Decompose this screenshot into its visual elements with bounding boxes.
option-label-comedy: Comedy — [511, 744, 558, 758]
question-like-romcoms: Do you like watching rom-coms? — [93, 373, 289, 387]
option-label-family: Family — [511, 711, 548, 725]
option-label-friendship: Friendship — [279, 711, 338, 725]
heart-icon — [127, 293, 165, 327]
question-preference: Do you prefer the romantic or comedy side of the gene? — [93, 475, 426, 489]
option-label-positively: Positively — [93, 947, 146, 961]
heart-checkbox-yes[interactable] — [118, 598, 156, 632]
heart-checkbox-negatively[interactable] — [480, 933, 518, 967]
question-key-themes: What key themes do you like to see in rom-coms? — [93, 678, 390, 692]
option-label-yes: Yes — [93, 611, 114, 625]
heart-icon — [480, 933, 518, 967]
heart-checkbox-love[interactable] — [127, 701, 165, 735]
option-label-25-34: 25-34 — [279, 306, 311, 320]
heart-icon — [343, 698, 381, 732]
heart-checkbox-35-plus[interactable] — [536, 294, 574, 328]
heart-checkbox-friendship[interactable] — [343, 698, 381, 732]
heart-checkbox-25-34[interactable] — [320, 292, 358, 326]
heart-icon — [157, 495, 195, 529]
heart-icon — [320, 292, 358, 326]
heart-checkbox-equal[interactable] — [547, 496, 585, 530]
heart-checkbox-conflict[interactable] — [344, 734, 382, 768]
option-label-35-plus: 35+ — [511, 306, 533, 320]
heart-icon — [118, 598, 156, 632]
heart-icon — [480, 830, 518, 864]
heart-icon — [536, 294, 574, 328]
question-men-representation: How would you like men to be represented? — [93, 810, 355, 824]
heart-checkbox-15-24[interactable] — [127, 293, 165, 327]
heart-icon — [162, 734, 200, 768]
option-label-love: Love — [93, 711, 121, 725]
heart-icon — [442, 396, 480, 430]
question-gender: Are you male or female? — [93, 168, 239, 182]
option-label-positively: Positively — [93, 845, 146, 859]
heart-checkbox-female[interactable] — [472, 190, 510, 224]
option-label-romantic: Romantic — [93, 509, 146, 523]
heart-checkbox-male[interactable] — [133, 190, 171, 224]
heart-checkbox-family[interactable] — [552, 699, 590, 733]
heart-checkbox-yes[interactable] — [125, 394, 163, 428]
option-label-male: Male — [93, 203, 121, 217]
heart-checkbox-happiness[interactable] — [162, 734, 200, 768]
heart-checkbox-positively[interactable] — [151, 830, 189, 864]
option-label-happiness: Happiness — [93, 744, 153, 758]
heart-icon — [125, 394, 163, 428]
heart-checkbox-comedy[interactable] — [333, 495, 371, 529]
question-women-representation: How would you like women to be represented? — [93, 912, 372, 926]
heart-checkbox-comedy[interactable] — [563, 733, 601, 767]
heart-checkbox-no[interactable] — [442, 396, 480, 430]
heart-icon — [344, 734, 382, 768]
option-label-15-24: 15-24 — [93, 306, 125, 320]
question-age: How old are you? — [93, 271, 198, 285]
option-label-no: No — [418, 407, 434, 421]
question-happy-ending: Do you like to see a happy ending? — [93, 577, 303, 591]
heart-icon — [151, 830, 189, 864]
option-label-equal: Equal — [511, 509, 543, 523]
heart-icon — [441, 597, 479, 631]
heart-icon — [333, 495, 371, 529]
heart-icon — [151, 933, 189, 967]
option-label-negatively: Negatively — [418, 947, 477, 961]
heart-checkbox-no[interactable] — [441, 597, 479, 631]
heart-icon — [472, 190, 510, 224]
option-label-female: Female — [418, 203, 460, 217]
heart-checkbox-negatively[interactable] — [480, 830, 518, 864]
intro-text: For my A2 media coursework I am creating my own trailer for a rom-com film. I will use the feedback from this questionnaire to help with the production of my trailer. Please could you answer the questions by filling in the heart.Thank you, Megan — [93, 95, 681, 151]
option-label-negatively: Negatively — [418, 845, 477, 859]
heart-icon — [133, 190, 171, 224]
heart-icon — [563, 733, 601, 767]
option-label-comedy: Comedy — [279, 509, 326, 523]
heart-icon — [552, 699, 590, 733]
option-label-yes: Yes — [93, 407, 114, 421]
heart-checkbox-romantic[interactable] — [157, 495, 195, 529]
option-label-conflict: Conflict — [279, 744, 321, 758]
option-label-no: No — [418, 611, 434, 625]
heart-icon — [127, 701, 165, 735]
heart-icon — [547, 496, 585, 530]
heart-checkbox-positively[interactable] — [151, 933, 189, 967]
..............................
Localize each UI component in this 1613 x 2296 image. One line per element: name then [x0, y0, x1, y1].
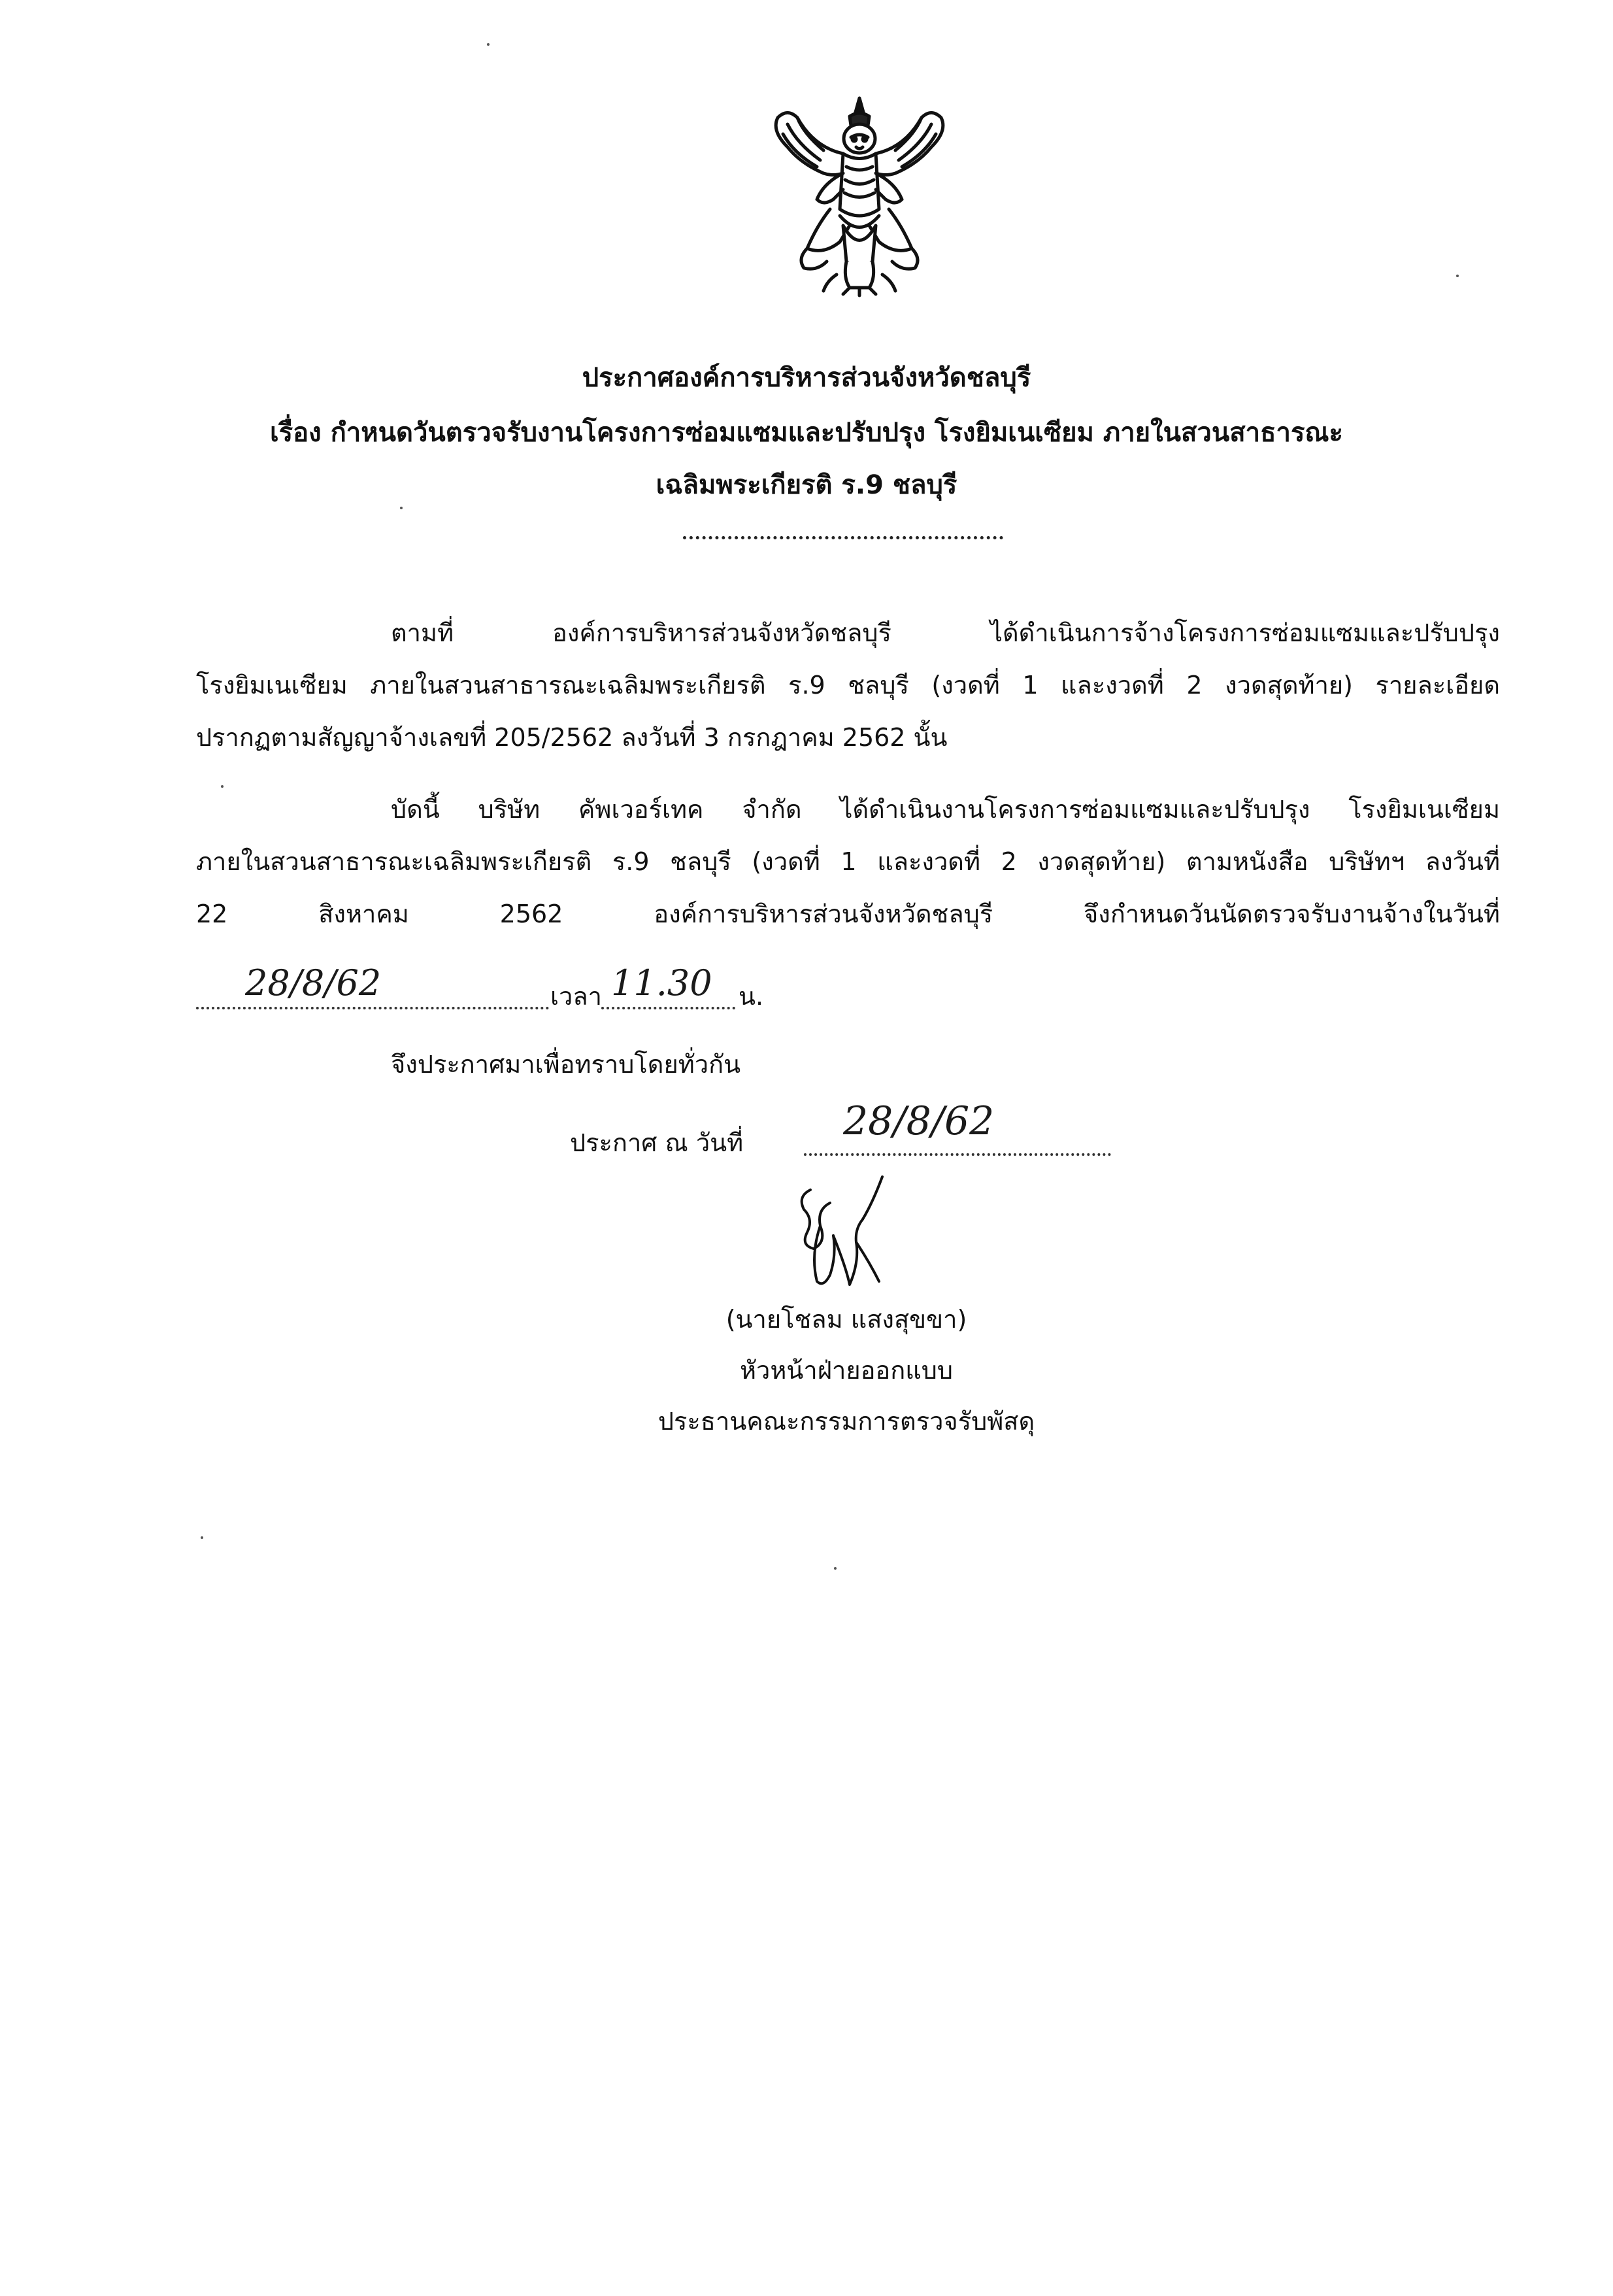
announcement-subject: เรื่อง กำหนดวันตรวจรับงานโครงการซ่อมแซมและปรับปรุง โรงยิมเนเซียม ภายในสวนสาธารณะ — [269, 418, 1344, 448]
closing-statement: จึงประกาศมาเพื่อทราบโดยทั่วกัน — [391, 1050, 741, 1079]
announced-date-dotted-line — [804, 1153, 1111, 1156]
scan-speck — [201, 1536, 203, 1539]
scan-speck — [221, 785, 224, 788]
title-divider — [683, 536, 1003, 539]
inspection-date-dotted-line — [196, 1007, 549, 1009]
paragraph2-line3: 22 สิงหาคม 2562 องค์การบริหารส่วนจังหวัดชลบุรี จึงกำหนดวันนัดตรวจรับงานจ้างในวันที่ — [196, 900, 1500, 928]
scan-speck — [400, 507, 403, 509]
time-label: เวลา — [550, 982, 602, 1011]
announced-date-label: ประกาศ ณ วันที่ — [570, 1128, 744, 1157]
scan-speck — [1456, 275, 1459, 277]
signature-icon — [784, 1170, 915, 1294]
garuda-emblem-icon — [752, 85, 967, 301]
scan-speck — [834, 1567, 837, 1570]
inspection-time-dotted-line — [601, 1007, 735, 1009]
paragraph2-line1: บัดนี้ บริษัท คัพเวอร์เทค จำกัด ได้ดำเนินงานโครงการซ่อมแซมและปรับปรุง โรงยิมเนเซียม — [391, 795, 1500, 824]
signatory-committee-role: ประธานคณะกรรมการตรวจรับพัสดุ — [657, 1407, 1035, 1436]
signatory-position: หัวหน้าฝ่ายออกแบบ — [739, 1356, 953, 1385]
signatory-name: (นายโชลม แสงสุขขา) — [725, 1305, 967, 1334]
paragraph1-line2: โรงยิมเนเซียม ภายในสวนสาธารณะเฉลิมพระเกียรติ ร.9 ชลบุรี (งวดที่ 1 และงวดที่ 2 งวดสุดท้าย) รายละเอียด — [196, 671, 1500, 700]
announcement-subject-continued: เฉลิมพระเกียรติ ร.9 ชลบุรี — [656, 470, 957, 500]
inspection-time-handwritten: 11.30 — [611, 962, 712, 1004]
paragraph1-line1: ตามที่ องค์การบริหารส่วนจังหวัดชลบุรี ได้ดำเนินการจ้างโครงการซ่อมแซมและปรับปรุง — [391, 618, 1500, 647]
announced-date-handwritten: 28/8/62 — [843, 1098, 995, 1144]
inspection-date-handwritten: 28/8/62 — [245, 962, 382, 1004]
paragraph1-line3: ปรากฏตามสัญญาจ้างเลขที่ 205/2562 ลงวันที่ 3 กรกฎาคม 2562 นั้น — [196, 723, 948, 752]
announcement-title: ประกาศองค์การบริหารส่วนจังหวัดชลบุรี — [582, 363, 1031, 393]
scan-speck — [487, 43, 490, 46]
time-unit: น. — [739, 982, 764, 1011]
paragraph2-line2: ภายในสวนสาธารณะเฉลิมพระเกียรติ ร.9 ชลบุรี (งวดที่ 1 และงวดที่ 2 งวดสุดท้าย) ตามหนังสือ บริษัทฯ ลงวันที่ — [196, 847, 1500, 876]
..............................
== REQUEST ==
Can you pull out, word for word, everything in the material from the line containing "Decompose this screenshot" down to the line containing "option-label-family: Family —", with both of those lines included?

== RESULT OF THE TASK ==
Decompose this screenshot into its visual elements with bounding boxes.
option-label-comedy: Comedy — [511, 744, 558, 758]
question-like-romcoms: Do you like watching rom-coms? — [93, 373, 289, 387]
option-label-family: Family — [511, 711, 548, 725]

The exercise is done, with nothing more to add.